**THE EXERCISE:** Reproduce every entry that follows word for word, but omit the images.
##########
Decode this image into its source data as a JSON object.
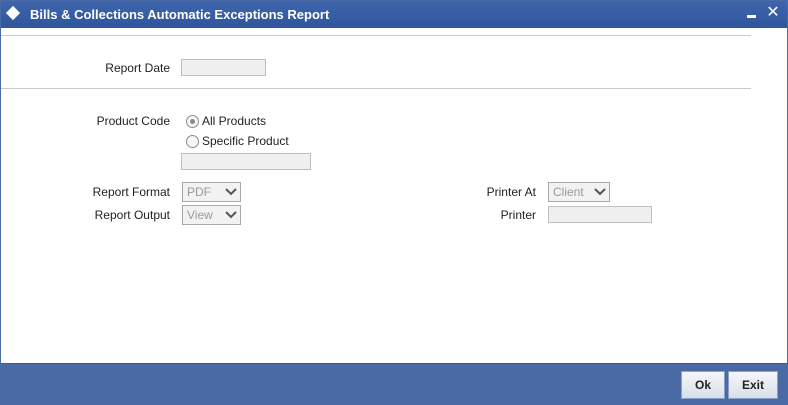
{
  "window": {
    "title": "Bills & Collections Automatic Exceptions Report",
    "minimize_glyph": "",
    "close_glyph": "✕"
  },
  "form": {
    "report_date": {
      "label": "Report Date",
      "value": ""
    },
    "product_code": {
      "label": "Product Code",
      "options": [
        "All Products",
        "Specific Product"
      ],
      "selected": "All Products",
      "specific_value": ""
    },
    "report_format": {
      "label": "Report Format",
      "value": "PDF"
    },
    "report_output": {
      "label": "Report Output",
      "value": "View"
    },
    "printer_at": {
      "label": "Printer At",
      "value": "Client"
    },
    "printer": {
      "label": "Printer",
      "value": ""
    }
  },
  "footer": {
    "ok_label": "Ok",
    "exit_label": "Exit"
  },
  "colors": {
    "titlebar": "#2f549c",
    "footer": "#4a6aa6"
  }
}
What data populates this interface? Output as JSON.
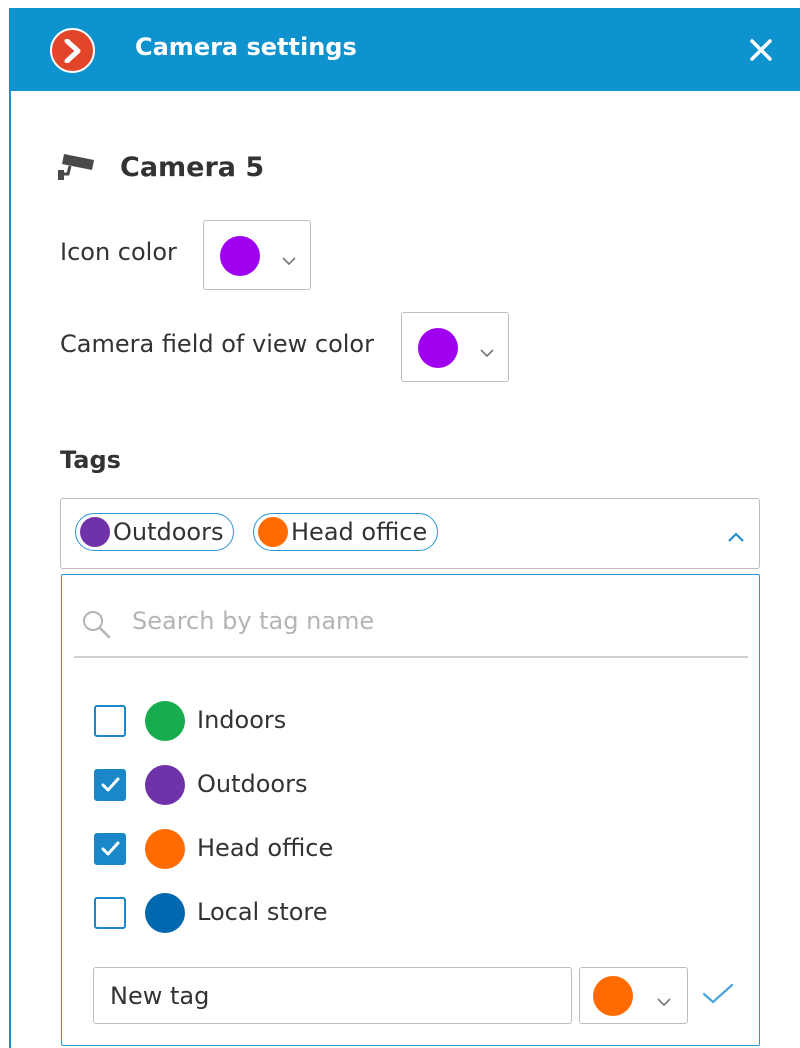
{
  "header": {
    "title": "Camera settings",
    "logo_icon": "chevron-right-logo",
    "close_icon": "close-icon",
    "bg_color": "#0f93cf"
  },
  "camera": {
    "name": "Camera 5",
    "icon": "camera-icon"
  },
  "icon_color": {
    "label": "Icon color",
    "value_color": "#a000f0"
  },
  "fov_color": {
    "label": "Camera field of view color",
    "value_color": "#a000f0"
  },
  "tags": {
    "label": "Tags",
    "selected": [
      {
        "label": "Outdoors",
        "color": "#6f32a8"
      },
      {
        "label": "Head office",
        "color": "#ff6b00"
      }
    ],
    "search_placeholder": "Search by tag name",
    "options": [
      {
        "label": "Indoors",
        "color": "#16ad4f",
        "checked": false
      },
      {
        "label": "Outdoors",
        "color": "#6f32a8",
        "checked": true
      },
      {
        "label": "Head office",
        "color": "#ff6b00",
        "checked": true
      },
      {
        "label": "Local store",
        "color": "#0068ae",
        "checked": false
      }
    ],
    "new_tag": {
      "value": "New tag",
      "color": "#ff6b00"
    }
  },
  "accent_color": "#1a87c9"
}
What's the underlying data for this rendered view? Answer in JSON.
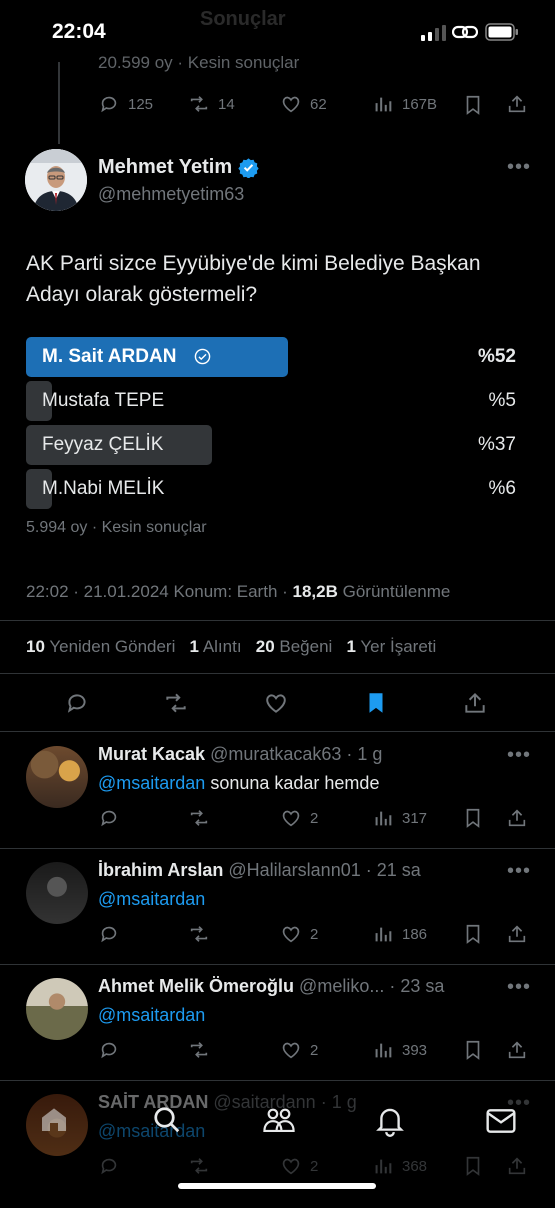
{
  "status_bar": {
    "time": "22:04"
  },
  "prev_tweet": {
    "ghost_text": "Sonuçlar",
    "meta": "20.599 oy · Kesin sonuçlar",
    "replies": "125",
    "reposts": "14",
    "likes": "62",
    "views": "167B"
  },
  "tweet": {
    "author_name": "Mehmet Yetim",
    "author_handle": "@mehmetyetim63",
    "text": "AK Parti sizce Eyyübiye'de kimi Belediye Başkan Adayı olarak göstermeli?",
    "poll": {
      "options": [
        {
          "label": "M. Sait ARDAN",
          "percent": "%52",
          "share": 0.52,
          "winner": true
        },
        {
          "label": "Mustafa TEPE",
          "percent": "%5",
          "share": 0.05,
          "winner": false
        },
        {
          "label": "Feyyaz ÇELİK",
          "percent": "%37",
          "share": 0.37,
          "winner": false
        },
        {
          "label": "M.Nabi MELİK",
          "percent": "%6",
          "share": 0.06,
          "winner": false
        }
      ],
      "meta": "5.994 oy · Kesin sonuçlar"
    },
    "timestamp": "22:02 · 21.01.2024 Konum: Earth · ",
    "views_count": "18,2B",
    "views_label": "Görüntülenme",
    "stats": {
      "reposts_count": "10",
      "reposts_label": "Yeniden Gönderi",
      "quotes_count": "1",
      "quotes_label": "Alıntı",
      "likes_count": "20",
      "likes_label": "Beğeni",
      "bookmarks_count": "1",
      "bookmarks_label": "Yer İşareti"
    },
    "accent_color": "#1d9bf0"
  },
  "replies": [
    {
      "name": "Murat Kacak",
      "handle": "@muratkacak63",
      "time": "· 1 g",
      "mention": "@msaitardan",
      "text": " sonuna kadar hemde",
      "replies": "",
      "reposts": "",
      "likes": "2",
      "views": "317"
    },
    {
      "name": "İbrahim Arslan",
      "handle": "@Halilarslann01",
      "time": "· 21 sa",
      "mention": "@msaitardan",
      "text": "",
      "replies": "",
      "reposts": "",
      "likes": "2",
      "views": "186"
    },
    {
      "name": "Ahmet Melik Ömeroğlu",
      "handle": "@meliko...",
      "time": "· 23 sa",
      "mention": "@msaitardan",
      "text": "",
      "replies": "",
      "reposts": "",
      "likes": "2",
      "views": "393"
    },
    {
      "name": "SAİT ARDAN",
      "handle": "@saitardann",
      "time": "· 1 g",
      "mention": "@msaitardan",
      "text": "",
      "replies": "",
      "reposts": "",
      "likes": "2",
      "views": "368"
    }
  ],
  "tab_bar": {
    "items": [
      "home-icon",
      "search-icon",
      "communities-icon",
      "notifications-icon",
      "messages-icon"
    ]
  }
}
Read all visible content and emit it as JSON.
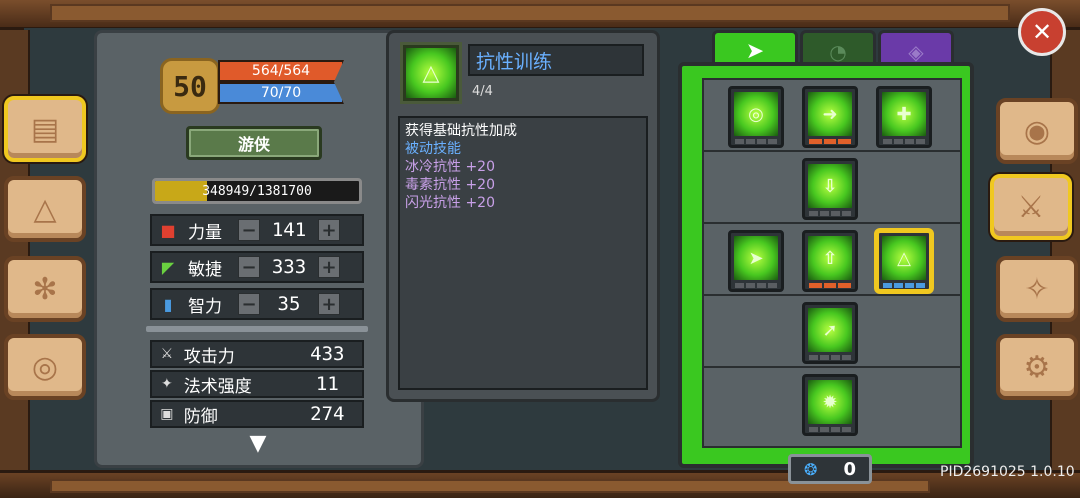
{
  "character": {
    "level": "50",
    "hp": "564/564",
    "mp": "70/70",
    "class_name": "游侠",
    "xp_text": "348949/1381700",
    "xp_fraction": 0.253
  },
  "attributes": [
    {
      "icon": "strength-icon",
      "label": "力量",
      "value": "141",
      "color": "#e04030"
    },
    {
      "icon": "agility-icon",
      "label": "敏捷",
      "value": "333",
      "color": "#6ad040"
    },
    {
      "icon": "intelligence-icon",
      "label": "智力",
      "value": "35",
      "color": "#4a9ae0"
    }
  ],
  "stats": [
    {
      "icon": "sword-icon",
      "label": "攻击力",
      "value": "433"
    },
    {
      "icon": "wand-icon",
      "label": "法术强度",
      "value": "11"
    },
    {
      "icon": "shield-icon",
      "label": "防御",
      "value": "274"
    }
  ],
  "skill": {
    "name": "抗性训练",
    "level": "4/4",
    "desc_lines": [
      {
        "text": "获得基础抗性加成",
        "color": "#ffffff"
      },
      {
        "text": "被动技能",
        "color": "#6ab0ff"
      },
      {
        "text": "冰冷抗性 +20",
        "color": "#c8a0e8"
      },
      {
        "text": "毒素抗性 +20",
        "color": "#c8a0e8"
      },
      {
        "text": "闪光抗性 +20",
        "color": "#c8a0e8"
      }
    ]
  },
  "skill_points": "0",
  "version": "PID2691025 1.0.10",
  "colors": {
    "accent_green": "#3ac820",
    "selected_gold": "#f0c820",
    "hp_orange": "#e05a2a",
    "mp_blue": "#4a8ad8"
  }
}
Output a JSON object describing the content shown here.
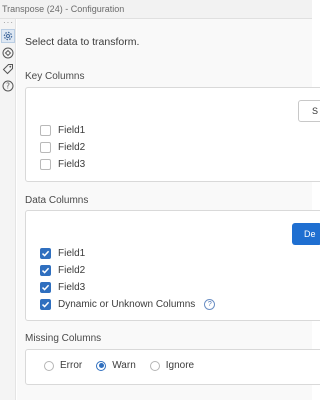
{
  "window": {
    "title": "Transpose (24) - Configuration"
  },
  "sidebar": {
    "handle": "···",
    "icons": [
      "gear-icon",
      "connections-icon",
      "tag-icon",
      "help-icon"
    ]
  },
  "main": {
    "intro": "Select data to transform.",
    "key_columns": {
      "label": "Key Columns",
      "button_label": "S",
      "fields": [
        {
          "label": "Field1",
          "checked": false
        },
        {
          "label": "Field2",
          "checked": false
        },
        {
          "label": "Field3",
          "checked": false
        }
      ]
    },
    "data_columns": {
      "label": "Data Columns",
      "button_label": "De",
      "fields": [
        {
          "label": "Field1",
          "checked": true
        },
        {
          "label": "Field2",
          "checked": true
        },
        {
          "label": "Field3",
          "checked": true
        },
        {
          "label": "Dynamic or Unknown Columns",
          "checked": true
        }
      ],
      "help_glyph": "?"
    },
    "missing_columns": {
      "label": "Missing Columns",
      "options": [
        {
          "label": "Error",
          "selected": false
        },
        {
          "label": "Warn",
          "selected": true
        },
        {
          "label": "Ignore",
          "selected": false
        }
      ]
    }
  },
  "colors": {
    "accent": "#2f6fbf",
    "primary_button": "#1f6fd1"
  }
}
##########
**WRITTEN ANSWER:**
Decode this image into its source data as a JSON object.
{
  "window": {
    "title": "Bills & Collections Automatic Exceptions Report",
    "minimize_glyph": "",
    "close_glyph": "✕"
  },
  "form": {
    "report_date": {
      "label": "Report Date",
      "value": ""
    },
    "product_code": {
      "label": "Product Code",
      "options": [
        "All Products",
        "Specific Product"
      ],
      "selected": "All Products",
      "specific_value": ""
    },
    "report_format": {
      "label": "Report Format",
      "value": "PDF"
    },
    "report_output": {
      "label": "Report Output",
      "value": "View"
    },
    "printer_at": {
      "label": "Printer At",
      "value": "Client"
    },
    "printer": {
      "label": "Printer",
      "value": ""
    }
  },
  "footer": {
    "ok_label": "Ok",
    "exit_label": "Exit"
  },
  "colors": {
    "titlebar": "#2f549c",
    "footer": "#4a6aa6"
  }
}
What data populates this interface? Output as JSON.
{
  "header": {
    "title": "Camera settings",
    "logo_icon": "chevron-right-logo",
    "close_icon": "close-icon",
    "bg_color": "#0f93cf"
  },
  "camera": {
    "name": "Camera 5",
    "icon": "camera-icon"
  },
  "icon_color": {
    "label": "Icon color",
    "value_color": "#a000f0"
  },
  "fov_color": {
    "label": "Camera field of view color",
    "value_color": "#a000f0"
  },
  "tags": {
    "label": "Tags",
    "selected": [
      {
        "label": "Outdoors",
        "color": "#6f32a8"
      },
      {
        "label": "Head office",
        "color": "#ff6b00"
      }
    ],
    "search_placeholder": "Search by tag name",
    "options": [
      {
        "label": "Indoors",
        "color": "#16ad4f",
        "checked": false
      },
      {
        "label": "Outdoors",
        "color": "#6f32a8",
        "checked": true
      },
      {
        "label": "Head office",
        "color": "#ff6b00",
        "checked": true
      },
      {
        "label": "Local store",
        "color": "#0068ae",
        "checked": false
      }
    ],
    "new_tag": {
      "value": "New tag",
      "color": "#ff6b00"
    }
  },
  "accent_color": "#1a87c9"
}
What's the underlying data for this rendered view? Answer in JSON.
{
  "status_bar": {
    "time": "22:04"
  },
  "prev_tweet": {
    "ghost_text": "Sonuçlar",
    "meta": "20.599 oy · Kesin sonuçlar",
    "replies": "125",
    "reposts": "14",
    "likes": "62",
    "views": "167B"
  },
  "tweet": {
    "author_name": "Mehmet Yetim",
    "author_handle": "@mehmetyetim63",
    "text": "AK Parti sizce Eyyübiye'de kimi Belediye Başkan Adayı olarak göstermeli?",
    "poll": {
      "options": [
        {
          "label": "M. Sait ARDAN",
          "percent": "%52",
          "share": 0.52,
          "winner": true
        },
        {
          "label": "Mustafa TEPE",
          "percent": "%5",
          "share": 0.05,
          "winner": false
        },
        {
          "label": "Feyyaz ÇELİK",
          "percent": "%37",
          "share": 0.37,
          "winner": false
        },
        {
          "label": "M.Nabi MELİK",
          "percent": "%6",
          "share": 0.06,
          "winner": false
        }
      ],
      "meta": "5.994 oy · Kesin sonuçlar"
    },
    "timestamp": "22:02 · 21.01.2024 Konum: Earth · ",
    "views_count": "18,2B",
    "views_label": "Görüntülenme",
    "stats": {
      "reposts_count": "10",
      "reposts_label": "Yeniden Gönderi",
      "quotes_count": "1",
      "quotes_label": "Alıntı",
      "likes_count": "20",
      "likes_label": "Beğeni",
      "bookmarks_count": "1",
      "bookmarks_label": "Yer İşareti"
    },
    "accent_color": "#1d9bf0"
  },
  "replies": [
    {
      "name": "Murat Kacak",
      "handle": "@muratkacak63",
      "time": "· 1 g",
      "mention": "@msaitardan",
      "text": " sonuna kadar hemde",
      "replies": "",
      "reposts": "",
      "likes": "2",
      "views": "317"
    },
    {
      "name": "İbrahim Arslan",
      "handle": "@Halilarslann01",
      "time": "· 21 sa",
      "mention": "@msaitardan",
      "text": "",
      "replies": "",
      "reposts": "",
      "likes": "2",
      "views": "186"
    },
    {
      "name": "Ahmet Melik Ömeroğlu",
      "handle": "@meliko...",
      "time": "· 23 sa",
      "mention": "@msaitardan",
      "text": "",
      "replies": "",
      "reposts": "",
      "likes": "2",
      "views": "393"
    },
    {
      "name": "SAİT ARDAN",
      "handle": "@saitardann",
      "time": "· 1 g",
      "mention": "@msaitardan",
      "text": "",
      "replies": "",
      "reposts": "",
      "likes": "2",
      "views": "368"
    }
  ],
  "tab_bar": {
    "items": [
      "home-icon",
      "search-icon",
      "communities-icon",
      "notifications-icon",
      "messages-icon"
    ]
  }
}
Read all visible content and emit it as JSON.
{
  "character": {
    "level": "50",
    "hp": "564/564",
    "mp": "70/70",
    "class_name": "游侠",
    "xp_text": "348949/1381700",
    "xp_fraction": 0.253
  },
  "attributes": [
    {
      "icon": "strength-icon",
      "label": "力量",
      "value": "141",
      "color": "#e04030"
    },
    {
      "icon": "agility-icon",
      "label": "敏捷",
      "value": "333",
      "color": "#6ad040"
    },
    {
      "icon": "intelligence-icon",
      "label": "智力",
      "value": "35",
      "color": "#4a9ae0"
    }
  ],
  "stats": [
    {
      "icon": "sword-icon",
      "label": "攻击力",
      "value": "433"
    },
    {
      "icon": "wand-icon",
      "label": "法术强度",
      "value": "11"
    },
    {
      "icon": "shield-icon",
      "label": "防御",
      "value": "274"
    }
  ],
  "skill": {
    "name": "抗性训练",
    "level": "4/4",
    "desc_lines": [
      {
        "text": "获得基础抗性加成",
        "color": "#ffffff"
      },
      {
        "text": "被动技能",
        "color": "#6ab0ff"
      },
      {
        "text": "冰冷抗性 +20",
        "color": "#c8a0e8"
      },
      {
        "text": "毒素抗性 +20",
        "color": "#c8a0e8"
      },
      {
        "text": "闪光抗性 +20",
        "color": "#c8a0e8"
      }
    ]
  },
  "skill_points": "0",
  "version": "PID2691025 1.0.10",
  "colors": {
    "accent_green": "#3ac820",
    "selected_gold": "#f0c820",
    "hp_orange": "#e05a2a",
    "mp_blue": "#4a8ad8"
  }
}
Output a JSON object describing the content shown here.
{
  "window": {
    "title": "Transpose (24) - Configuration"
  },
  "sidebar": {
    "handle": "···",
    "icons": [
      "gear-icon",
      "connections-icon",
      "tag-icon",
      "help-icon"
    ]
  },
  "main": {
    "intro": "Select data to transform.",
    "key_columns": {
      "label": "Key Columns",
      "button_label": "S",
      "fields": [
        {
          "label": "Field1",
          "checked": false
        },
        {
          "label": "Field2",
          "checked": false
        },
        {
          "label": "Field3",
          "checked": false
        }
      ]
    },
    "data_columns": {
      "label": "Data Columns",
      "button_label": "De",
      "fields": [
        {
          "label": "Field1",
          "checked": true
        },
        {
          "label": "Field2",
          "checked": true
        },
        {
          "label": "Field3",
          "checked": true
        },
        {
          "label": "Dynamic or Unknown Columns",
          "checked": true
        }
      ],
      "help_glyph": "?"
    },
    "missing_columns": {
      "label": "Missing Columns",
      "options": [
        {
          "label": "Error",
          "selected": false
        },
        {
          "label": "Warn",
          "selected": true
        },
        {
          "label": "Ignore",
          "selected": false
        }
      ]
    }
  },
  "colors": {
    "accent": "#2f6fbf",
    "primary_button": "#1f6fd1"
  }
}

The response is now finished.